** START **

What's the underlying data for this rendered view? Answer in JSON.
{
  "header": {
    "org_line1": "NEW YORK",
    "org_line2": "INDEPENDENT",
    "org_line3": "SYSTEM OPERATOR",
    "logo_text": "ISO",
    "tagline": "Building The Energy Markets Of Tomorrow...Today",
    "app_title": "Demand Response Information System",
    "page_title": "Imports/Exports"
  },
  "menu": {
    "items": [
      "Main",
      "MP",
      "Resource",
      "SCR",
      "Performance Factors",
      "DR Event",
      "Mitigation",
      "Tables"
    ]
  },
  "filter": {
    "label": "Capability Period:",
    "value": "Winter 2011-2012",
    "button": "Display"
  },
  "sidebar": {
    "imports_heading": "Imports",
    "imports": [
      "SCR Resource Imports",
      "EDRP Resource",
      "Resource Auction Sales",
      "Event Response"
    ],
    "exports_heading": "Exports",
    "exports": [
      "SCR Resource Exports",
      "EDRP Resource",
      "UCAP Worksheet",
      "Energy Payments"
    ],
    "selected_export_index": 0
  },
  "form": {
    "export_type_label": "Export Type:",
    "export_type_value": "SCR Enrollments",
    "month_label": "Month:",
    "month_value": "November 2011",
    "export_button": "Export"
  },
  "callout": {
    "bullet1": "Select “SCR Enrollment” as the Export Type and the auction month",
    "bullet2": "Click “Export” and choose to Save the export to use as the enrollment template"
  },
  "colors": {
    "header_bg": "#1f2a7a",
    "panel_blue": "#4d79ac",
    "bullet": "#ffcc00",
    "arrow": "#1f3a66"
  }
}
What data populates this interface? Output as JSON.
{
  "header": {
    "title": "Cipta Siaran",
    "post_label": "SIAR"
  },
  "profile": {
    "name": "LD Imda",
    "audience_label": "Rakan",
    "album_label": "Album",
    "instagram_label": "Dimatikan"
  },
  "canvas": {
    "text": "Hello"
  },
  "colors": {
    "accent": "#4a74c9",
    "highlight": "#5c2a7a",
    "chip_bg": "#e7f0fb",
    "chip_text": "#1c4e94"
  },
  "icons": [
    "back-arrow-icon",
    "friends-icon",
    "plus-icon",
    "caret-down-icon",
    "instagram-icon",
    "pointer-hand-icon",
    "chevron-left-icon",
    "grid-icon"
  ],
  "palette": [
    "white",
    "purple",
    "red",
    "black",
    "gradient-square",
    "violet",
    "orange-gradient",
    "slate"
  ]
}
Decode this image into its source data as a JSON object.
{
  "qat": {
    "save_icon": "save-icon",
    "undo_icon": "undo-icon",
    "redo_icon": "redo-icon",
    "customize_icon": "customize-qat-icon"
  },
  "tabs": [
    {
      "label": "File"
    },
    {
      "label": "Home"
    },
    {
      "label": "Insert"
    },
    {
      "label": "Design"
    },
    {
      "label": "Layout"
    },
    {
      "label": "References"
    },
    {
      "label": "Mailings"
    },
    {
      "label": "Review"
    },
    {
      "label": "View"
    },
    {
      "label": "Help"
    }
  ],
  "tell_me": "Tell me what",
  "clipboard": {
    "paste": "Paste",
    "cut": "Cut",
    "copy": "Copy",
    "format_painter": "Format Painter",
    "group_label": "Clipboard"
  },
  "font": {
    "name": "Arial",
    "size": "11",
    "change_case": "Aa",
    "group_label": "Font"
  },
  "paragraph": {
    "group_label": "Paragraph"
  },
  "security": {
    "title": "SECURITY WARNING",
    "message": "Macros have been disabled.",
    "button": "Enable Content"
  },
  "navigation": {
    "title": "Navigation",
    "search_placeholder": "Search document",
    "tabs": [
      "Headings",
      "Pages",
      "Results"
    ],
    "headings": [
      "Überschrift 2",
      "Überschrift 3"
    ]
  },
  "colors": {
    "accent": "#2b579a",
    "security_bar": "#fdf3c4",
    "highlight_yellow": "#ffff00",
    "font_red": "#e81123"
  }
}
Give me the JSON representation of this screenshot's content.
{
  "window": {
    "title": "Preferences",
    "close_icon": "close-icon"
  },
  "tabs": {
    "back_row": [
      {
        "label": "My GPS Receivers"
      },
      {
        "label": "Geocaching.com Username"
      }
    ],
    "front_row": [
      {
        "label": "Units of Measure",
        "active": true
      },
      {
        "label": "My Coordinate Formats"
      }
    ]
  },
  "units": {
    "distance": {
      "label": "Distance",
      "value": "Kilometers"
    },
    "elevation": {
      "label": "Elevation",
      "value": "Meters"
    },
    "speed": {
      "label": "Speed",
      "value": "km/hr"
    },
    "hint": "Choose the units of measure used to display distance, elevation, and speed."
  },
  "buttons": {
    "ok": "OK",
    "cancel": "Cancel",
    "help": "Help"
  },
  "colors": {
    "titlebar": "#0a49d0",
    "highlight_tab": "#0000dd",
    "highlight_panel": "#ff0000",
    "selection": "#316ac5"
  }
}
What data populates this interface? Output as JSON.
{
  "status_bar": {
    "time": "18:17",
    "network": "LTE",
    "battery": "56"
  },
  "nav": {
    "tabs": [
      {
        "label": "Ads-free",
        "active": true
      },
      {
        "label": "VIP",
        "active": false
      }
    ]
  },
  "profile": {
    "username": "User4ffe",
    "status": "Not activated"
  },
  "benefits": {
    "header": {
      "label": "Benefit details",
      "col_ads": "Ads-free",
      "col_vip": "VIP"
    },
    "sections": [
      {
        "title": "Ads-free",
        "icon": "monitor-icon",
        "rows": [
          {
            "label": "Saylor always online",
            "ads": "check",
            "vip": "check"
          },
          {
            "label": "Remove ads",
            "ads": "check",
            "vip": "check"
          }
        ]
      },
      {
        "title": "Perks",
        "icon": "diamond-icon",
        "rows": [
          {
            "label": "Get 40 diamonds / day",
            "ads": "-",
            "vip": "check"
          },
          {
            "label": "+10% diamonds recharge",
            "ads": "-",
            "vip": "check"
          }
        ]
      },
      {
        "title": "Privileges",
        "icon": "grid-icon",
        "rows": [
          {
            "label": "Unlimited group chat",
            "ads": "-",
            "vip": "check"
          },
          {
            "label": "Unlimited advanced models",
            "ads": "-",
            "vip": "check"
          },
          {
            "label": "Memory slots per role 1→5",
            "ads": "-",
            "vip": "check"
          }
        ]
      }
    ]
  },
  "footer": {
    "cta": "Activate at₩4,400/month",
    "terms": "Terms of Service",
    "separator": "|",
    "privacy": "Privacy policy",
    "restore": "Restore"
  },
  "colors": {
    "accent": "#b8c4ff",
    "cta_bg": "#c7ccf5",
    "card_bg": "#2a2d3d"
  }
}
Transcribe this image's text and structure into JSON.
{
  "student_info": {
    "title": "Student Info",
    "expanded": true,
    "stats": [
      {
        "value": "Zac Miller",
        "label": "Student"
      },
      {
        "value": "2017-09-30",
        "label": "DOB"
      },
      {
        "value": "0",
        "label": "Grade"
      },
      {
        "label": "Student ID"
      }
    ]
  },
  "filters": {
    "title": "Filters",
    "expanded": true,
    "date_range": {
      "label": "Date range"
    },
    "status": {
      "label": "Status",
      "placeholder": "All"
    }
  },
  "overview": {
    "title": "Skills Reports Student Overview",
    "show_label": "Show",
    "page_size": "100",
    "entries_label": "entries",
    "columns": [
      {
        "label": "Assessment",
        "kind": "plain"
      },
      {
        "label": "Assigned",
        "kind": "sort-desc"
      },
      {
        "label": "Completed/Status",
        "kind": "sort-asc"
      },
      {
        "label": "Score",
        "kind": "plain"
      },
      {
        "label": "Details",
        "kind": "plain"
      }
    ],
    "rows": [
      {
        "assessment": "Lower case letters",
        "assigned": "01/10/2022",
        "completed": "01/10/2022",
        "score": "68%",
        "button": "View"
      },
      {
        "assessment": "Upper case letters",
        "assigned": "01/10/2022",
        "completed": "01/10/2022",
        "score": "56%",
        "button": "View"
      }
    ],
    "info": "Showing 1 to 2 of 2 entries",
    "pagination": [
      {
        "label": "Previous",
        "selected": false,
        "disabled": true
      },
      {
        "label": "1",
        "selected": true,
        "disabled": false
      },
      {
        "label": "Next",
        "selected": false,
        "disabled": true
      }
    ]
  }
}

** END **

Written problem: Find the lines above that include the string "this" and copy them.

Correct response:
What's the underlying data for this rendered view? Answer in JSON.
What data populates this interface? Output as JSON.
Decode this image into its source data as a JSON object.
Give me the JSON representation of this screenshot's content.
What data populates this interface? Output as JSON.
Transcribe this image's text and structure into JSON.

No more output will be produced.